▶ _WORK TO BE COMPLETED_:
Write out the material exactly, with the pictures left out.

▶ _DATA PROVIDED_:
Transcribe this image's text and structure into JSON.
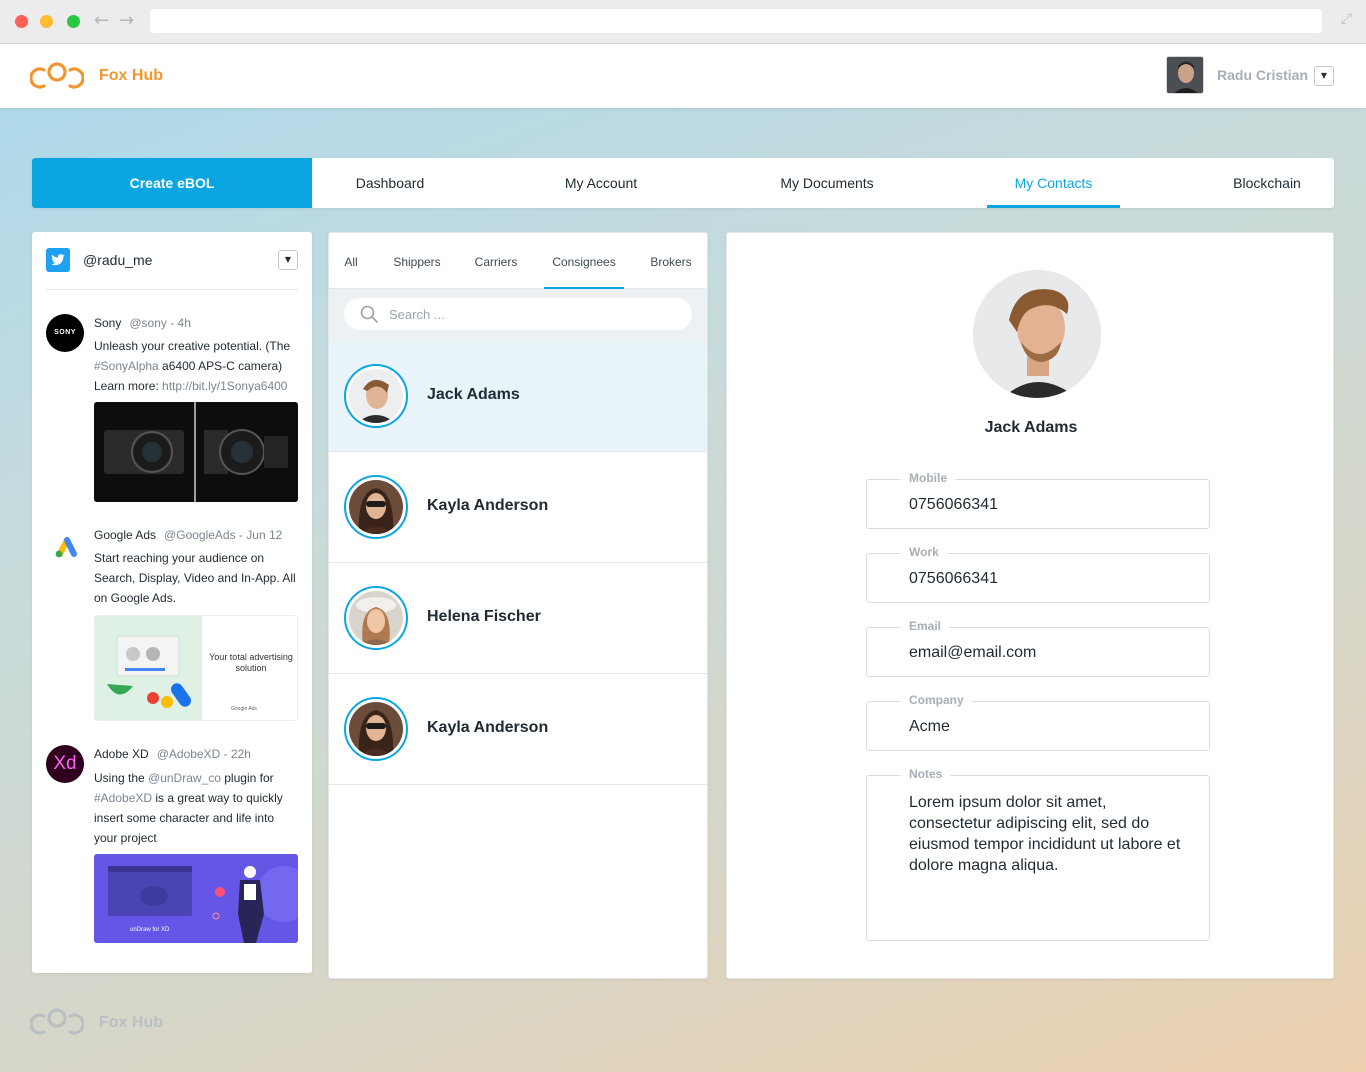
{
  "app": {
    "name": "Fox Hub",
    "footer_name": "Fox Hub",
    "accent": "#0ba6e2",
    "brand_color": "#f0962e"
  },
  "user": {
    "name": "Radu Cristian"
  },
  "nav": {
    "create": "Create eBOL",
    "tabs": [
      "Dashboard",
      "My Account",
      "My Documents",
      "My Contacts",
      "Blockchain"
    ],
    "active": "My Contacts"
  },
  "twitter": {
    "handle": "@radu_me",
    "tweets": [
      {
        "name": "Sony",
        "meta": "@sony - 4h",
        "text_a": "Unleash your creative potential. (The ",
        "hashtag": "#SonyAlpha",
        "text_b": " a6400 APS-C camera) Learn more: ",
        "link": "http://bit.ly/1Sonya6400"
      },
      {
        "name": "Google Ads",
        "meta": "@GoogleAds - Jun 12",
        "text": "Start reaching your audience on Search, Display, Video and In-App. All on Google Ads.",
        "img_caption": "Your total advertising solution",
        "img_logo": "Google Ads"
      },
      {
        "name": "Adobe XD",
        "meta": "@AdobeXD - 22h",
        "text_a": "Using the ",
        "mention": "@unDraw_co",
        "text_b": " plugin for ",
        "hashtag": "#AdobeXD",
        "text_c": " is a great way to quickly insert some character and life into your project",
        "img_caption": "unDraw for XD",
        "avatar_text": "Xd"
      }
    ],
    "sony_logo_text": "SONY"
  },
  "contacts": {
    "filters": [
      "All",
      "Shippers",
      "Carriers",
      "Consignees",
      "Brokers"
    ],
    "active_filter": "Consignees",
    "search_placeholder": "Search ...",
    "list": [
      {
        "name": "Jack Adams",
        "selected": true
      },
      {
        "name": "Kayla Anderson",
        "selected": false
      },
      {
        "name": "Helena Fischer",
        "selected": false
      },
      {
        "name": "Kayla Anderson",
        "selected": false
      }
    ]
  },
  "detail": {
    "name": "Jack Adams",
    "fields": [
      {
        "label": "Mobile",
        "value": "0756066341"
      },
      {
        "label": "Work",
        "value": "0756066341"
      },
      {
        "label": "Email",
        "value": "email@email.com"
      },
      {
        "label": "Company",
        "value": "Acme"
      }
    ],
    "notes_label": "Notes",
    "notes": "Lorem ipsum dolor sit amet, consectetur adipiscing elit, sed do eiusmod tempor incididunt ut labore et dolore magna aliqua."
  }
}
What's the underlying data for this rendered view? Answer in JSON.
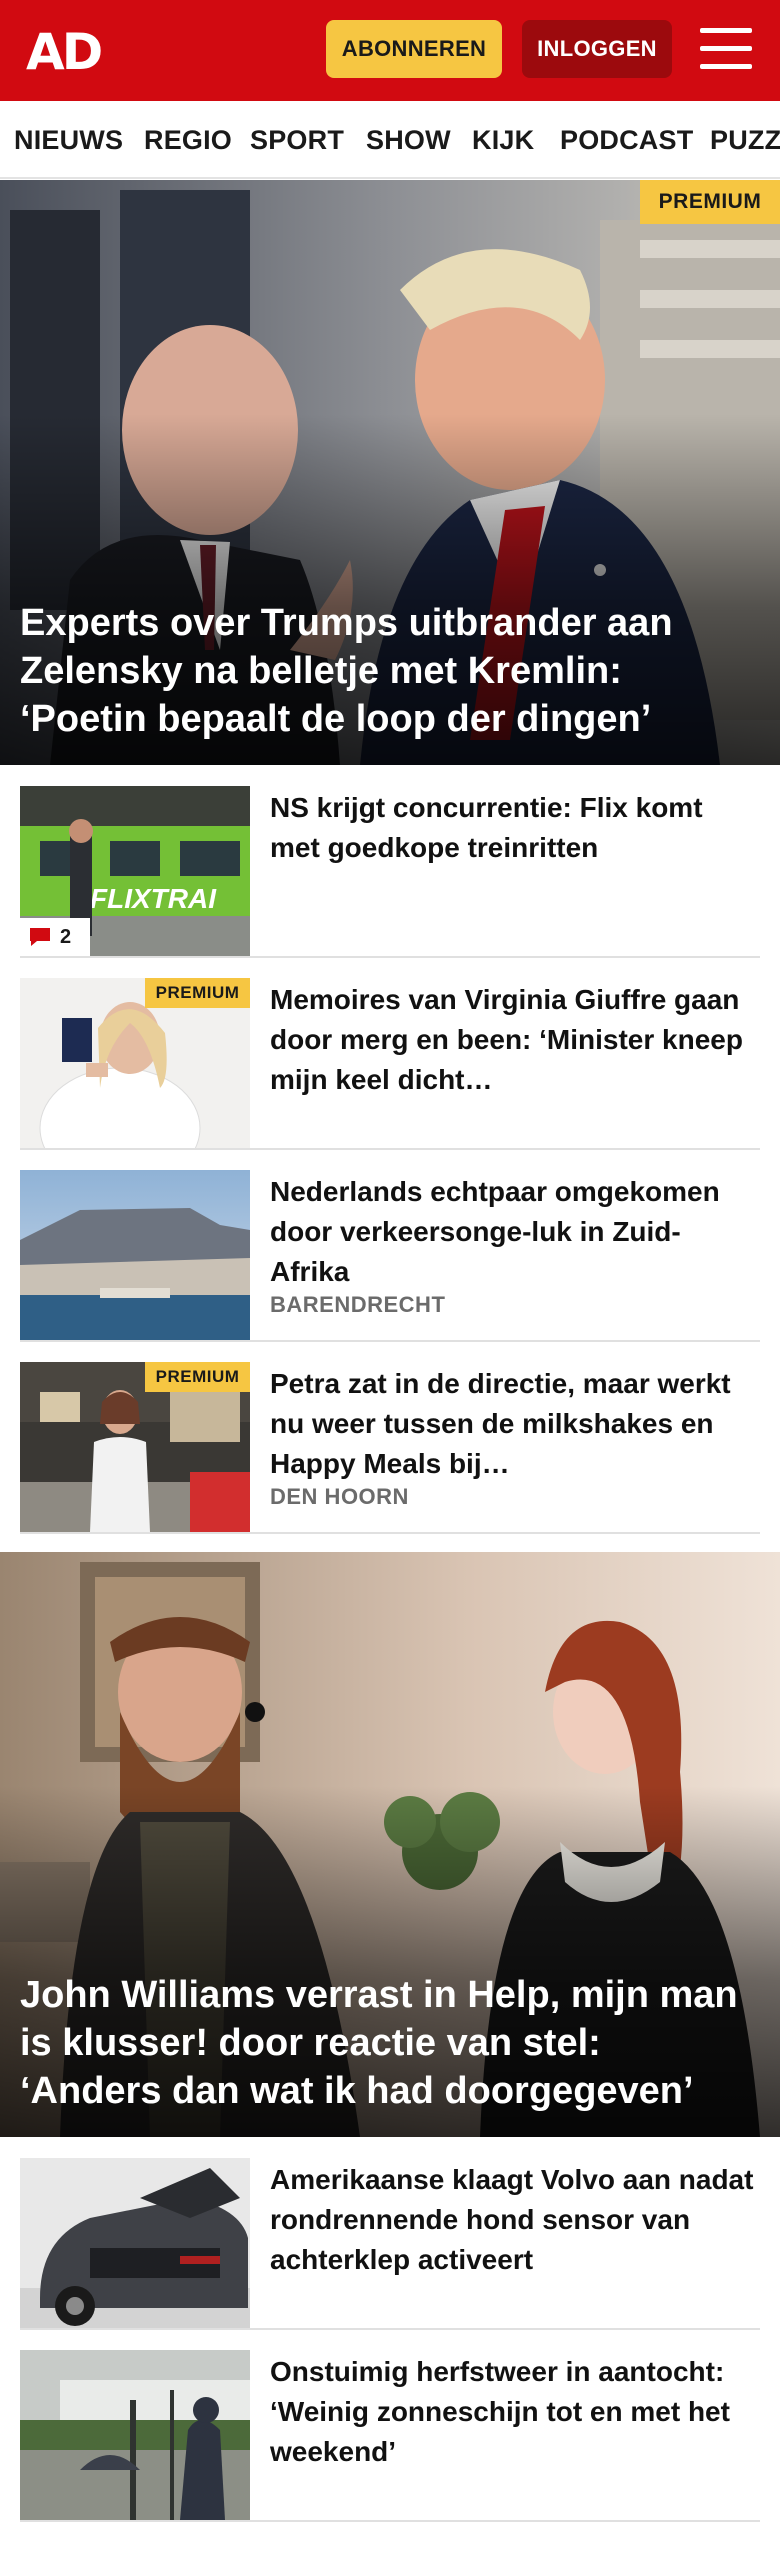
{
  "header": {
    "logo": "AD",
    "subscribe_label": "ABONNEREN",
    "login_label": "INLOGGEN",
    "menu_icon": "hamburger-menu-icon",
    "brand_color": "#d10a11",
    "accent_color": "#f6c642"
  },
  "nav": {
    "items": [
      "NIEUWS",
      "REGIO",
      "SPORT",
      "SHOW",
      "KIJK",
      "PODCAST",
      "PUZZ"
    ]
  },
  "hero1": {
    "badge": "PREMIUM",
    "title": "Experts over Trumps uitbrander aan Zelensky na belletje met Kremlin: ‘Poetin bepaalt de loop der dingen’"
  },
  "articles": [
    {
      "title": "NS krijgt concurrentie: Flix komt met goedkope treinritten",
      "comment_count": "2",
      "thumb_text": "FLIXTRAI"
    },
    {
      "badge": "PREMIUM",
      "title": "Memoires van Virginia Giuffre gaan door merg en been: ‘Minister kneep mijn keel dicht…"
    },
    {
      "title": "Nederlands echtpaar omgekomen door verkeersonge-luk in Zuid-Afrika",
      "location": "BARENDRECHT"
    },
    {
      "badge": "PREMIUM",
      "title": "Petra zat in de directie, maar werkt nu weer tussen de milkshakes en Happy Meals bij…",
      "location": "DEN HOORN"
    }
  ],
  "hero2": {
    "title": "John Williams verrast in Help, mijn man is klusser! door reactie van stel: ‘Anders dan wat ik had doorgegeven’"
  },
  "articles2": [
    {
      "title": "Amerikaanse klaagt Volvo aan nadat rondrennende hond sensor van achterklep activeert"
    },
    {
      "title": "Onstuimig herfstweer in aantocht: ‘Weinig zonneschijn tot en met het weekend’"
    }
  ]
}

▶ _SOLUTION FOR THIS PROBLEM_:
Transcribe this image's text and structure into JSON.
{
  "app": {
    "name": "Fox Hub",
    "footer_name": "Fox Hub",
    "accent": "#0ba6e2",
    "brand_color": "#f0962e"
  },
  "user": {
    "name": "Radu Cristian"
  },
  "nav": {
    "create": "Create eBOL",
    "tabs": [
      "Dashboard",
      "My Account",
      "My Documents",
      "My Contacts",
      "Blockchain"
    ],
    "active": "My Contacts"
  },
  "twitter": {
    "handle": "@radu_me",
    "tweets": [
      {
        "name": "Sony",
        "meta": "@sony - 4h",
        "text_a": "Unleash your creative potential. (The ",
        "hashtag": "#SonyAlpha",
        "text_b": " a6400 APS-C camera) Learn more: ",
        "link": "http://bit.ly/1Sonya6400"
      },
      {
        "name": "Google Ads",
        "meta": "@GoogleAds - Jun 12",
        "text": "Start reaching your audience on Search, Display, Video and In-App. All on Google Ads.",
        "img_caption": "Your total advertising solution",
        "img_logo": "Google Ads"
      },
      {
        "name": "Adobe XD",
        "meta": "@AdobeXD - 22h",
        "text_a": "Using the ",
        "mention": "@unDraw_co",
        "text_b": " plugin for ",
        "hashtag": "#AdobeXD",
        "text_c": " is a great way to quickly insert some character and life into your project",
        "img_caption": "unDraw for XD",
        "avatar_text": "Xd"
      }
    ],
    "sony_logo_text": "SONY"
  },
  "contacts": {
    "filters": [
      "All",
      "Shippers",
      "Carriers",
      "Consignees",
      "Brokers"
    ],
    "active_filter": "Consignees",
    "search_placeholder": "Search ...",
    "list": [
      {
        "name": "Jack Adams",
        "selected": true
      },
      {
        "name": "Kayla Anderson",
        "selected": false
      },
      {
        "name": "Helena Fischer",
        "selected": false
      },
      {
        "name": "Kayla Anderson",
        "selected": false
      }
    ]
  },
  "detail": {
    "name": "Jack Adams",
    "fields": [
      {
        "label": "Mobile",
        "value": "0756066341"
      },
      {
        "label": "Work",
        "value": "0756066341"
      },
      {
        "label": "Email",
        "value": "email@email.com"
      },
      {
        "label": "Company",
        "value": "Acme"
      }
    ],
    "notes_label": "Notes",
    "notes": "Lorem ipsum dolor sit amet, consectetur adipiscing elit, sed do eiusmod tempor incididunt ut labore et dolore magna aliqua."
  }
}
What's the underlying data for this rendered view? Answer in JSON.
{
  "header": {
    "logo": "AD",
    "subscribe_label": "ABONNEREN",
    "login_label": "INLOGGEN",
    "menu_icon": "hamburger-menu-icon",
    "brand_color": "#d10a11",
    "accent_color": "#f6c642"
  },
  "nav": {
    "items": [
      "NIEUWS",
      "REGIO",
      "SPORT",
      "SHOW",
      "KIJK",
      "PODCAST",
      "PUZZ"
    ]
  },
  "hero1": {
    "badge": "PREMIUM",
    "title": "Experts over Trumps uitbrander aan Zelensky na belletje met Kremlin: ‘Poetin bepaalt de loop der dingen’"
  },
  "articles": [
    {
      "title": "NS krijgt concurrentie: Flix komt met goedkope treinritten",
      "comment_count": "2",
      "thumb_text": "FLIXTRAI"
    },
    {
      "badge": "PREMIUM",
      "title": "Memoires van Virginia Giuffre gaan door merg en been: ‘Minister kneep mijn keel dicht…"
    },
    {
      "title": "Nederlands echtpaar omgekomen door verkeersonge-luk in Zuid-Afrika",
      "location": "BARENDRECHT"
    },
    {
      "badge": "PREMIUM",
      "title": "Petra zat in de directie, maar werkt nu weer tussen de milkshakes en Happy Meals bij…",
      "location": "DEN HOORN"
    }
  ],
  "hero2": {
    "title": "John Williams verrast in Help, mijn man is klusser! door reactie van stel: ‘Anders dan wat ik had doorgegeven’"
  },
  "articles2": [
    {
      "title": "Amerikaanse klaagt Volvo aan nadat rondrennende hond sensor van achterklep activeert"
    },
    {
      "title": "Onstuimig herfstweer in aantocht: ‘Weinig zonneschijn tot en met het weekend’"
    }
  ]
}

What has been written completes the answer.